[BEGIN]

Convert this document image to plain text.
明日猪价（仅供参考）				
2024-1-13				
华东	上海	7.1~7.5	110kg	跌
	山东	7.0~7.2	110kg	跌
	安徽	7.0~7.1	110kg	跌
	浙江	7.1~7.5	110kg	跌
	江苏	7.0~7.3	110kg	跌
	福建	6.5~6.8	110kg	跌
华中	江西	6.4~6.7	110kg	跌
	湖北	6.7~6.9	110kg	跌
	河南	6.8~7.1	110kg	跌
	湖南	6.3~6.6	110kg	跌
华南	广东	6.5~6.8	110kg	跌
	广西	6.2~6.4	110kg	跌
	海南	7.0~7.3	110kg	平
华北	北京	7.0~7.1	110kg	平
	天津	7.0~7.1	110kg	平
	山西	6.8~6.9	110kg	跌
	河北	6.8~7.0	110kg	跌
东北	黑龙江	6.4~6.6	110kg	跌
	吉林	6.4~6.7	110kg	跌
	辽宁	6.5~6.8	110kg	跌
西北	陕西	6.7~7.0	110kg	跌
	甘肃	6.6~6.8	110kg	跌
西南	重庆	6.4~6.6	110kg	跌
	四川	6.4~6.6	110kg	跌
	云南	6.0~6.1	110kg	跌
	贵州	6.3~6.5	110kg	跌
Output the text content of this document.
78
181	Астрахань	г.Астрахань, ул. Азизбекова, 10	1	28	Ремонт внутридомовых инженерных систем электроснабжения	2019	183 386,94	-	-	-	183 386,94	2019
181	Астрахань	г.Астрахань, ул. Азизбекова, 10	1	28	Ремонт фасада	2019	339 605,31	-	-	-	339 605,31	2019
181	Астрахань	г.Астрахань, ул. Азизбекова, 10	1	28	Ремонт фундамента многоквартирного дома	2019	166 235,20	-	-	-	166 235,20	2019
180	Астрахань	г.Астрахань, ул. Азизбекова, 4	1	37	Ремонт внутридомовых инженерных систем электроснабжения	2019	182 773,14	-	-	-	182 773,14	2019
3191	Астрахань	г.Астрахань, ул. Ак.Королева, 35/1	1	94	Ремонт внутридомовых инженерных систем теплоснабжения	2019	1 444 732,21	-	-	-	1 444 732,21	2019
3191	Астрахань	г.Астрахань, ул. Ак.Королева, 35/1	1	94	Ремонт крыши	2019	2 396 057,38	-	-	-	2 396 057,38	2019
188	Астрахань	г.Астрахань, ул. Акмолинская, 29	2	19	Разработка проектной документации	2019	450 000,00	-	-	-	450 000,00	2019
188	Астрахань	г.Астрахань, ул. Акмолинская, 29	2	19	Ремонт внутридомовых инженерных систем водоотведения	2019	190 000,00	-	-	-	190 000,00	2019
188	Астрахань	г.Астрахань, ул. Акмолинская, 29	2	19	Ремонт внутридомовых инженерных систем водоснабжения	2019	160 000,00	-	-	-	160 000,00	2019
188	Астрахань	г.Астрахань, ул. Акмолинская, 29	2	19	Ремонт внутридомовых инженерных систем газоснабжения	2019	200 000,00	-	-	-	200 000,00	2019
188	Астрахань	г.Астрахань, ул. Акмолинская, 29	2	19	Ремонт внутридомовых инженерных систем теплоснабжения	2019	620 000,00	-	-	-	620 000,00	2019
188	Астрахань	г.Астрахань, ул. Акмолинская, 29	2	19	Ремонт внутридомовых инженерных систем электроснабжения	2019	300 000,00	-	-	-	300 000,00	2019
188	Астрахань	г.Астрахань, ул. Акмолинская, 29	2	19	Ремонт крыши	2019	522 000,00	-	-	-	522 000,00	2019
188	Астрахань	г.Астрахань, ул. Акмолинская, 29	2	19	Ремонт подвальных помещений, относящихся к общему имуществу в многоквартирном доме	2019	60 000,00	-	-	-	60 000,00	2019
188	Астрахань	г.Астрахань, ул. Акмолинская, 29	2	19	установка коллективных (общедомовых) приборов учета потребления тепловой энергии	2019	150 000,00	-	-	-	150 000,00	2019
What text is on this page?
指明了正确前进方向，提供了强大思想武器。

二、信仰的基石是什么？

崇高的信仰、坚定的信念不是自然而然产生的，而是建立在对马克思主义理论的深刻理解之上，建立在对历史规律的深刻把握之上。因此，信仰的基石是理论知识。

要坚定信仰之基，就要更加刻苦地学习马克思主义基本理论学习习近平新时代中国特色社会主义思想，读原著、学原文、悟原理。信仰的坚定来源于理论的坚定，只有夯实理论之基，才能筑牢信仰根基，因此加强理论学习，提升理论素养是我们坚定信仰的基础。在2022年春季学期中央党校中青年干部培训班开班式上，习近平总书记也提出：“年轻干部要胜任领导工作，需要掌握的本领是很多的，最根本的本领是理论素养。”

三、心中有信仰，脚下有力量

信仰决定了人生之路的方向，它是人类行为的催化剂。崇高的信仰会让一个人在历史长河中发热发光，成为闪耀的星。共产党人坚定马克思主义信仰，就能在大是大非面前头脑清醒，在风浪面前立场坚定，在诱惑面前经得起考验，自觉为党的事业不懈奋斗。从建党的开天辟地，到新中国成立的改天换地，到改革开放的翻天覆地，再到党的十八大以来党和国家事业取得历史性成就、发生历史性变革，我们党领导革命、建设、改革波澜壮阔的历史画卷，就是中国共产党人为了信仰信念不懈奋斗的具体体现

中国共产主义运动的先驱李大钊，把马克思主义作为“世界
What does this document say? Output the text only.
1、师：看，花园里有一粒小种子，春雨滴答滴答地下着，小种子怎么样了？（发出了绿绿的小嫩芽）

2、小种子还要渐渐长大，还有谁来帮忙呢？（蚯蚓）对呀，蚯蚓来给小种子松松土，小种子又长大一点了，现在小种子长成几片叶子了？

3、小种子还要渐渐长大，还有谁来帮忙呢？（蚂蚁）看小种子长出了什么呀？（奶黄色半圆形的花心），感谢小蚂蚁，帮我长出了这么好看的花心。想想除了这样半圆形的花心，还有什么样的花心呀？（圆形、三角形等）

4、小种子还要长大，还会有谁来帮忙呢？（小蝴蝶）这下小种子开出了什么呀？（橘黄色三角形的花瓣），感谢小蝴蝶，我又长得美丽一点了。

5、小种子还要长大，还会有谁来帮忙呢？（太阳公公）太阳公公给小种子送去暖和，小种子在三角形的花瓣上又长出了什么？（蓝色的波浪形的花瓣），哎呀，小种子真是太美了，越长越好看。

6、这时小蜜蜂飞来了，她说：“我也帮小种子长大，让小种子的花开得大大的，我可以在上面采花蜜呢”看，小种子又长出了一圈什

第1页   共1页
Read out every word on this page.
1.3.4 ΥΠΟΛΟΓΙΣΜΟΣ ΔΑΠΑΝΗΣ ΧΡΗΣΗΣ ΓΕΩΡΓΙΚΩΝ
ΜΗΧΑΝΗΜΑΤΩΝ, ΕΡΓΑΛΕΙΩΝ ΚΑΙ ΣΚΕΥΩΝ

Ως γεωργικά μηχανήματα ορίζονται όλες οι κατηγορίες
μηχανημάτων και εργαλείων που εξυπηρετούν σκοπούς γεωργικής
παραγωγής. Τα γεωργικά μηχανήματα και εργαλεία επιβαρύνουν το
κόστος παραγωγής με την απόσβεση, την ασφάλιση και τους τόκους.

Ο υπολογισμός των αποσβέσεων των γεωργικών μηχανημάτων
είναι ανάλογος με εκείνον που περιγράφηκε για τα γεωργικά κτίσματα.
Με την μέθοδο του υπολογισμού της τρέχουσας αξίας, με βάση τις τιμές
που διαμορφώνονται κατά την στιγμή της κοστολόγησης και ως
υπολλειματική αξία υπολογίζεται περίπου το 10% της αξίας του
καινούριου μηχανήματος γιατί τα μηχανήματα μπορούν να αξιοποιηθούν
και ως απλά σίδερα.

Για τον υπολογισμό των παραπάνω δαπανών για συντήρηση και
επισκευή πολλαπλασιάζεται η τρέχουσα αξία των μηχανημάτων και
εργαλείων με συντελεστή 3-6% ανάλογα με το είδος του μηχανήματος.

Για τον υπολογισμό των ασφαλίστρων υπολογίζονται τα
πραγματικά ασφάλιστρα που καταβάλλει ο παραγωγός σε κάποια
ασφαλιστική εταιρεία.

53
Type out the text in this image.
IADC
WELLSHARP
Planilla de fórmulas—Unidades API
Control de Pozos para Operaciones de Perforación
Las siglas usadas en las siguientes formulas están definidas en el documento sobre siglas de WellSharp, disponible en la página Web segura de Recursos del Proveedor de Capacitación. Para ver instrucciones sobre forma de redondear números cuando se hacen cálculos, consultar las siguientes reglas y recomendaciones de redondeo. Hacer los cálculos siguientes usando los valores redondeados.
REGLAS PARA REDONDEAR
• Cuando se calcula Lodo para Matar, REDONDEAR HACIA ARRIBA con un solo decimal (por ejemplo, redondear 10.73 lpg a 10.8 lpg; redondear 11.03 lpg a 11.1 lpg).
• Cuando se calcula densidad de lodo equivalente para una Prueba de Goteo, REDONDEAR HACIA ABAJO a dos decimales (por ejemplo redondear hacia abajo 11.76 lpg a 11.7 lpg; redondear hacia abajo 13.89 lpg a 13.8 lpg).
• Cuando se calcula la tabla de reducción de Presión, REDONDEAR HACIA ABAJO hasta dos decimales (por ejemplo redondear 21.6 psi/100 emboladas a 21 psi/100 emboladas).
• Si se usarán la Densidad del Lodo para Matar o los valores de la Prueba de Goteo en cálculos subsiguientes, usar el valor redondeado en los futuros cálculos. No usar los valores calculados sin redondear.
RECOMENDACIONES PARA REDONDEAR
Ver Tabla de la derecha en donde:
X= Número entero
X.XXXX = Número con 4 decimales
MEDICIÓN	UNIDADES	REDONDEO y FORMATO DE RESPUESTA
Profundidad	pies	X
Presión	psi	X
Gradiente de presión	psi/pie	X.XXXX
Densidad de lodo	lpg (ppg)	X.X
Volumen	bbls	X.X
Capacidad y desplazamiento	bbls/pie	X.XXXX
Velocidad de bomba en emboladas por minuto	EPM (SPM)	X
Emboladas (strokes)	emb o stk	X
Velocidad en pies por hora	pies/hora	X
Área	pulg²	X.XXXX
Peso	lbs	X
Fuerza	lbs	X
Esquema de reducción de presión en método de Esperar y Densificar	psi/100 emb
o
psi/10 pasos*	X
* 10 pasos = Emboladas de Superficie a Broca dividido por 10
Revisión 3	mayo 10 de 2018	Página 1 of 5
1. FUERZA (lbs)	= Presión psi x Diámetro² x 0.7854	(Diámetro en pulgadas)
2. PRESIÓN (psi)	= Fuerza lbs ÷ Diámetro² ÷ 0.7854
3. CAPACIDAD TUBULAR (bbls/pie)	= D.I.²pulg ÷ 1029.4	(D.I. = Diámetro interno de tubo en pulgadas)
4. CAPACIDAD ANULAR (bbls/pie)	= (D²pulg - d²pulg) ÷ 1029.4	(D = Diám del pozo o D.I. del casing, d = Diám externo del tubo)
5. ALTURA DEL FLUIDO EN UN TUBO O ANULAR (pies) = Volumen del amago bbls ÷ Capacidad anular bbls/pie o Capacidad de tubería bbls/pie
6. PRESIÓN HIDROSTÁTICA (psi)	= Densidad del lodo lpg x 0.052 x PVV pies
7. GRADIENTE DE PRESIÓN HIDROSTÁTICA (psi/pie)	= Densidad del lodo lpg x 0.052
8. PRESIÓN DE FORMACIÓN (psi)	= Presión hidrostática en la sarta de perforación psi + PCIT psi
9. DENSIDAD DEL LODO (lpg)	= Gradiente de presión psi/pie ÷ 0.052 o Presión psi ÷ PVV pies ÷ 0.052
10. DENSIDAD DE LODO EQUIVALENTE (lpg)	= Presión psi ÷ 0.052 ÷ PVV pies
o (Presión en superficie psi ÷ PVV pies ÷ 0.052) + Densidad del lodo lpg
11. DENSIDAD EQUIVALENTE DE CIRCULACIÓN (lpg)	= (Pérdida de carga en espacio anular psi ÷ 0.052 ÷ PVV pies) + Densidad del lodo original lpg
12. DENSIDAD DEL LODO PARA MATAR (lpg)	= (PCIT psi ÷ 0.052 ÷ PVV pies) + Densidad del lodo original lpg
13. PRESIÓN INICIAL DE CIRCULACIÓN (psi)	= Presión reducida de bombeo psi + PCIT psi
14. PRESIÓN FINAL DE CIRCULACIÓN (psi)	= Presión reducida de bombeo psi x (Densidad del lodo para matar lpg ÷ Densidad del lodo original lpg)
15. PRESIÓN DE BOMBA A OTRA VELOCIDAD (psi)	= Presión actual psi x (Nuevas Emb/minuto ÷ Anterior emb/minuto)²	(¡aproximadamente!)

[END]

Filter the entries above down to the lines containing the word "reducción".

• Cuando se calcula la tabla de reducción de Presión, REDONDEAR HACIA ABAJO hasta dos decimales (por ejemplo redondear 21.6 psi/100 emboladas a 21 psi/100 emboladas).
Esquema de reducción de presión en método de Esperar y Densificar	psi/100 emb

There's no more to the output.